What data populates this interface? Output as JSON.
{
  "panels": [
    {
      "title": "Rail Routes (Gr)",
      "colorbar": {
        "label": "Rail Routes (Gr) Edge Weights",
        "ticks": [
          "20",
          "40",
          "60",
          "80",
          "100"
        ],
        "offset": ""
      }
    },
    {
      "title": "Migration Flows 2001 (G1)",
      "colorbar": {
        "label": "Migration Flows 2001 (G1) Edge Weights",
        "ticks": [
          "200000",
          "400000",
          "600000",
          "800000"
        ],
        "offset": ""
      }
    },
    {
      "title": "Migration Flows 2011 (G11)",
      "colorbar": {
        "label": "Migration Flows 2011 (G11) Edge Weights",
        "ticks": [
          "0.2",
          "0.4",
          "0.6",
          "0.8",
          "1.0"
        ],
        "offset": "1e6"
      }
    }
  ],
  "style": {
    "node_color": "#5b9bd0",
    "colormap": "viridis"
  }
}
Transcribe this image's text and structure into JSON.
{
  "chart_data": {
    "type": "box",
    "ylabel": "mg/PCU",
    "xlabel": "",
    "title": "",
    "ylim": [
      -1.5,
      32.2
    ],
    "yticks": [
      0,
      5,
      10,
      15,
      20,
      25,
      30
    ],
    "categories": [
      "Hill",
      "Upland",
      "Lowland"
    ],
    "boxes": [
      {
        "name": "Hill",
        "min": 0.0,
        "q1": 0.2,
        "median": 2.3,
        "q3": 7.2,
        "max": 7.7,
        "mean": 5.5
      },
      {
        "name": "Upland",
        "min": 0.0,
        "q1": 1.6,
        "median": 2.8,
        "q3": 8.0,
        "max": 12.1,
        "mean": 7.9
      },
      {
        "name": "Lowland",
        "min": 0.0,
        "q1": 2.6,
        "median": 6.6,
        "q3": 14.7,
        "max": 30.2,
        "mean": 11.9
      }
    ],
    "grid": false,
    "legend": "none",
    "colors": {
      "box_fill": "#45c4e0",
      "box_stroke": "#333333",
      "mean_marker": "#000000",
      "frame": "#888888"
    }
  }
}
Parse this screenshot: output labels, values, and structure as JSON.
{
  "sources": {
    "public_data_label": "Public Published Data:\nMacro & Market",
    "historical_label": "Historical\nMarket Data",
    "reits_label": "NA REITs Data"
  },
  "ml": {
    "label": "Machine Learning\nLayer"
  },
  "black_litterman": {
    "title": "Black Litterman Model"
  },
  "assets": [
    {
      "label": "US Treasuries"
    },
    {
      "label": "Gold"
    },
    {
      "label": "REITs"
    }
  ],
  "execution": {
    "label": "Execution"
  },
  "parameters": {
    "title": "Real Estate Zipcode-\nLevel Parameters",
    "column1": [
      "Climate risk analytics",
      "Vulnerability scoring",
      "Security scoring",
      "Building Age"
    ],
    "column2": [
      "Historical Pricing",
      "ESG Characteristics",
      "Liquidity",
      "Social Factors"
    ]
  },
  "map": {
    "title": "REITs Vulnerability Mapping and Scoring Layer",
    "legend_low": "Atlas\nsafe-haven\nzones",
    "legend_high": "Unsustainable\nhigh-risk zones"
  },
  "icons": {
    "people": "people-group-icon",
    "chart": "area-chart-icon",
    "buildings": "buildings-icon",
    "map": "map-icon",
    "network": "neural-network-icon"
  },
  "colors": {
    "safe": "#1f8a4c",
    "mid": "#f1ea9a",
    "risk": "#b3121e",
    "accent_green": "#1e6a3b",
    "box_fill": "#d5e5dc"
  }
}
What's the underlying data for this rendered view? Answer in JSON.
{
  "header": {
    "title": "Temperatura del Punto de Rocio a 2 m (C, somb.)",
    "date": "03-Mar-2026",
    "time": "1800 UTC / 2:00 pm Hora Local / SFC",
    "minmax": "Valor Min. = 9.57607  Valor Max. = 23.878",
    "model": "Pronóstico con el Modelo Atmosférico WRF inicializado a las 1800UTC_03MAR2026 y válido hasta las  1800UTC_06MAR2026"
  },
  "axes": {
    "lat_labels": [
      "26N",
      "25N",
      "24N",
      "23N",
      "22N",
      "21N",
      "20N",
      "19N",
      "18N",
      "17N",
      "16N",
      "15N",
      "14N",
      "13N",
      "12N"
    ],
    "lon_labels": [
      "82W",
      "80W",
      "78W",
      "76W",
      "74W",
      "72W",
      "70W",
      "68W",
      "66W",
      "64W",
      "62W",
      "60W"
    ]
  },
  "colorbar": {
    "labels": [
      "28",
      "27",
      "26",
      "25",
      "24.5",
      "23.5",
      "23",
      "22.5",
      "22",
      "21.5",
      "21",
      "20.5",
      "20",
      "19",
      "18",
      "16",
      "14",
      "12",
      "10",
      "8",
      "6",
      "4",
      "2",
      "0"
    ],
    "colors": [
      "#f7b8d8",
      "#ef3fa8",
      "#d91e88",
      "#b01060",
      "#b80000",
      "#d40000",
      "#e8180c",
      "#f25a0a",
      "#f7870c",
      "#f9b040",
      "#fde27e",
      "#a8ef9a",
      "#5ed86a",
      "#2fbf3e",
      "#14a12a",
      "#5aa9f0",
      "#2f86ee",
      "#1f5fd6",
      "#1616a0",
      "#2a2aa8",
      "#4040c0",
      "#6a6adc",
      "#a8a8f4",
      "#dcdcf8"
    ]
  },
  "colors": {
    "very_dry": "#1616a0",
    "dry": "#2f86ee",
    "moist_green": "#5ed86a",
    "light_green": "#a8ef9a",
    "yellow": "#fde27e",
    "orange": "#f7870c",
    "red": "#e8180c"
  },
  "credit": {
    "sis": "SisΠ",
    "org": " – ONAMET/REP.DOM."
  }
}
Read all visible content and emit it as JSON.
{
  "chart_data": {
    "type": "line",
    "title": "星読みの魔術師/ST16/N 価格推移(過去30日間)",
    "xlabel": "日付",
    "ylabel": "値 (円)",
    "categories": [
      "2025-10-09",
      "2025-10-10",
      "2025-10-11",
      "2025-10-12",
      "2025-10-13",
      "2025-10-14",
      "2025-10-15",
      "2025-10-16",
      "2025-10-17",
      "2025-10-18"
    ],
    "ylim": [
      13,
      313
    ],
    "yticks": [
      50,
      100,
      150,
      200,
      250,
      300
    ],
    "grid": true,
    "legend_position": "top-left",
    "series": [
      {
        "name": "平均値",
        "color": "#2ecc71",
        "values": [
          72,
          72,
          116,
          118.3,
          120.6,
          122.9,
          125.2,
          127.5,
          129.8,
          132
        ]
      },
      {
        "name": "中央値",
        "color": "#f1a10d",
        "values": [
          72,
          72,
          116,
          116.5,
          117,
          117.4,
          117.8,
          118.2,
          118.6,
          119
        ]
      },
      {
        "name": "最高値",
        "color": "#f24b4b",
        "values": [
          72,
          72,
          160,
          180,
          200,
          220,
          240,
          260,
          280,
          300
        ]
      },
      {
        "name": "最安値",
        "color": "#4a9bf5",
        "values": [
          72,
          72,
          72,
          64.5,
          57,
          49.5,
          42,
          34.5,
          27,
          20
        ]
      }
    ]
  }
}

== Work required ==
Collect each line above holding the string "title".

== Exercise response ==
      "title": "Rail Routes (Gr)",
      "title": "Migration Flows 2001 (G1)",
      "title": "Migration Flows 2011 (G11)",
    "title": "",
    "title": "Black Litterman Model"
    "title": "Real Estate Zipcode-\nLevel Parameters",
    "title": "REITs Vulnerability Mapping and Scoring Layer",
    "title": "Temperatura del Punto de Rocio a 2 m (C, somb.)",
    "title": "星読みの魔術師/ST16/N 価格推移(過去30日間)",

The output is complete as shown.